Copy each line containing the word "ensure" from the records that follow, please.
━━━━━ DATA SHOWN ━━━━━
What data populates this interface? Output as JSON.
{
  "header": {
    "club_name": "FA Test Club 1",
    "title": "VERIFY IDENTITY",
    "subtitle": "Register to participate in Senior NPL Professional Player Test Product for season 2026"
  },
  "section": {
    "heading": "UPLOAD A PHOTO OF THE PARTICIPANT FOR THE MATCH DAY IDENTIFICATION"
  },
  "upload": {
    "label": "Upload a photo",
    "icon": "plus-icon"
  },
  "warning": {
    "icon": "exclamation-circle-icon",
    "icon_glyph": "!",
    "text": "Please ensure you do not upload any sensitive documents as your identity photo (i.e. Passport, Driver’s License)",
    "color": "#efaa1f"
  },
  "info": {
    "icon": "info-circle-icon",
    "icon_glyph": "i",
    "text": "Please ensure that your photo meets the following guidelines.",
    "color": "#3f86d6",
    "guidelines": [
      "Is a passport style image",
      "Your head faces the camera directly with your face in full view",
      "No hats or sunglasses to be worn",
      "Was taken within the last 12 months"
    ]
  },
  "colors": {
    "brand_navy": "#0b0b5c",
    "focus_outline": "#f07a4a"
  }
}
━━━━━
THE OUTPUT
    "text": "Please ensure you do not upload any sensitive documents as your identity photo (i.e. Passport, Driver’s License)",
    "text": "Please ensure that your photo meets the following guidelines.",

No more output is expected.